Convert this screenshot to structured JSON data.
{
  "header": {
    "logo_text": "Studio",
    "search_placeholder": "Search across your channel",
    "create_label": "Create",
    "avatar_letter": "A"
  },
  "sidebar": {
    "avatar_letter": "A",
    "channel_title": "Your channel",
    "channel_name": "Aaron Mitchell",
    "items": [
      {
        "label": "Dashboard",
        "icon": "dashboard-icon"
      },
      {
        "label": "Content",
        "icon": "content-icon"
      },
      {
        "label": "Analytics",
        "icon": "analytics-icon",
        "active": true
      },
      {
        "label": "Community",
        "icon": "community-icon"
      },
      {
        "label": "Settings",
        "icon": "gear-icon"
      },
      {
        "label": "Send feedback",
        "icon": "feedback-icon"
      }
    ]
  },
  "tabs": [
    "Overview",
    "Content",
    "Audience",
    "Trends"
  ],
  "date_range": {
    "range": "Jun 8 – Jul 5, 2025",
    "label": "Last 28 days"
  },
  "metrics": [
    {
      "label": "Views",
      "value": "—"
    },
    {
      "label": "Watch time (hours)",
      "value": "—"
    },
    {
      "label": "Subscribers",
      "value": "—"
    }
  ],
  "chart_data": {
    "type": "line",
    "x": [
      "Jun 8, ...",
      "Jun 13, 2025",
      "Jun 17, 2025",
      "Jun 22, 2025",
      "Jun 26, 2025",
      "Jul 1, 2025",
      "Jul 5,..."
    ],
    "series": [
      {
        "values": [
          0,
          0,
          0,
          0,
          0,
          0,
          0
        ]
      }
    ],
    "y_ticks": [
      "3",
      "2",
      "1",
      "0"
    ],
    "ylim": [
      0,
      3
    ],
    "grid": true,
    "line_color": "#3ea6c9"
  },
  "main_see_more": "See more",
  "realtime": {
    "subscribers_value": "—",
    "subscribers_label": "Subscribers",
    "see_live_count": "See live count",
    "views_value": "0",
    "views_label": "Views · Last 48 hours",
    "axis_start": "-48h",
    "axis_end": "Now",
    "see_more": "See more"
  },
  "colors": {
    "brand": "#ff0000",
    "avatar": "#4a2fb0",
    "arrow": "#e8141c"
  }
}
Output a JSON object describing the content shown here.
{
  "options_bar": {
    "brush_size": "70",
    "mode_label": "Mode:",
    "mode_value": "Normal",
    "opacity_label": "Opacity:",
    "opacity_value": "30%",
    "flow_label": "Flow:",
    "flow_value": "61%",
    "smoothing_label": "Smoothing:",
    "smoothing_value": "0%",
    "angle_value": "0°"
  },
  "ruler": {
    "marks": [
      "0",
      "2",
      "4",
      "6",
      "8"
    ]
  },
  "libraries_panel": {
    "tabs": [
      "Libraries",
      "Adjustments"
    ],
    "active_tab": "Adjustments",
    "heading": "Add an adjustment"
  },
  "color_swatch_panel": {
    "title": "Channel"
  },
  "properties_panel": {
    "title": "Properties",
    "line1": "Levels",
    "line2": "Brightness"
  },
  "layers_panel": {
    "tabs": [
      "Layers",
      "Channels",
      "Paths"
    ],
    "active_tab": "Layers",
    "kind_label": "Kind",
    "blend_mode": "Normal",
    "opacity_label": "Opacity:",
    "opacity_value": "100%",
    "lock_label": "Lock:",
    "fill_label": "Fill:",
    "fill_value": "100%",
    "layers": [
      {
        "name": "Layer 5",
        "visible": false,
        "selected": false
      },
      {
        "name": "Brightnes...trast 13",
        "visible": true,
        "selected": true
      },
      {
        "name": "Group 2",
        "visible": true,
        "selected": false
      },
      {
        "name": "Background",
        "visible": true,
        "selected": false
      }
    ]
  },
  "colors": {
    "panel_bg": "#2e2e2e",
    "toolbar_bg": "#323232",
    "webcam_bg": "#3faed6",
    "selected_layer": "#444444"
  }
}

--

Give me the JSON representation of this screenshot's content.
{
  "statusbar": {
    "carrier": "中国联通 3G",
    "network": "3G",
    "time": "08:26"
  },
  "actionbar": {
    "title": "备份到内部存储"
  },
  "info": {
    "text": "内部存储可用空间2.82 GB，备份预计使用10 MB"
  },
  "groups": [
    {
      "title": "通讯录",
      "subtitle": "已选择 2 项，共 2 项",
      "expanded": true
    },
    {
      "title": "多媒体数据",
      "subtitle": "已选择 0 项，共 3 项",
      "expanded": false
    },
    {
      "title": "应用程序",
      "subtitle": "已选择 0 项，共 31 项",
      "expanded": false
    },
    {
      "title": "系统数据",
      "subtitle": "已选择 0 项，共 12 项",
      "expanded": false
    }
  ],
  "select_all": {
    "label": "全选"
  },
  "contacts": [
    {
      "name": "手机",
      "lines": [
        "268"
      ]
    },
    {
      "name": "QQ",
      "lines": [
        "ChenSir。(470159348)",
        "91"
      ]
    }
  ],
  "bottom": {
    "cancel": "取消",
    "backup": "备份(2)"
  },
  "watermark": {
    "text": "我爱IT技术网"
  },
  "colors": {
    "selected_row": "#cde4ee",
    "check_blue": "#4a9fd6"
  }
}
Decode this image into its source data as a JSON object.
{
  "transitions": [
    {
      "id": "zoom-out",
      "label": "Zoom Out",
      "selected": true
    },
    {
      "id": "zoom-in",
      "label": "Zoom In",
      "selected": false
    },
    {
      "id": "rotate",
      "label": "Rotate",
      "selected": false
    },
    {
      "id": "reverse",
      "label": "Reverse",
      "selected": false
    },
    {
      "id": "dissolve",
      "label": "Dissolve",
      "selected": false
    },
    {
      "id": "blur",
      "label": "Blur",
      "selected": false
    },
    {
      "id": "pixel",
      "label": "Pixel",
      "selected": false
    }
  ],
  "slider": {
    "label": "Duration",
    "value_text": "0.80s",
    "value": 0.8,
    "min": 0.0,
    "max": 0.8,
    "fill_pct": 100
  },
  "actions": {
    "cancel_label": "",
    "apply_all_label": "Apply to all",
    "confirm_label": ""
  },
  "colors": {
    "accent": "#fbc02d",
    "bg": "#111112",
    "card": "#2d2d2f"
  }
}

> [INSTRUCTION] Within the listing above, find every line containing the string "feedback" and return it.

> [TASK OUTPUT]
        "label": "Send feedback",
        "icon": "feedback-icon"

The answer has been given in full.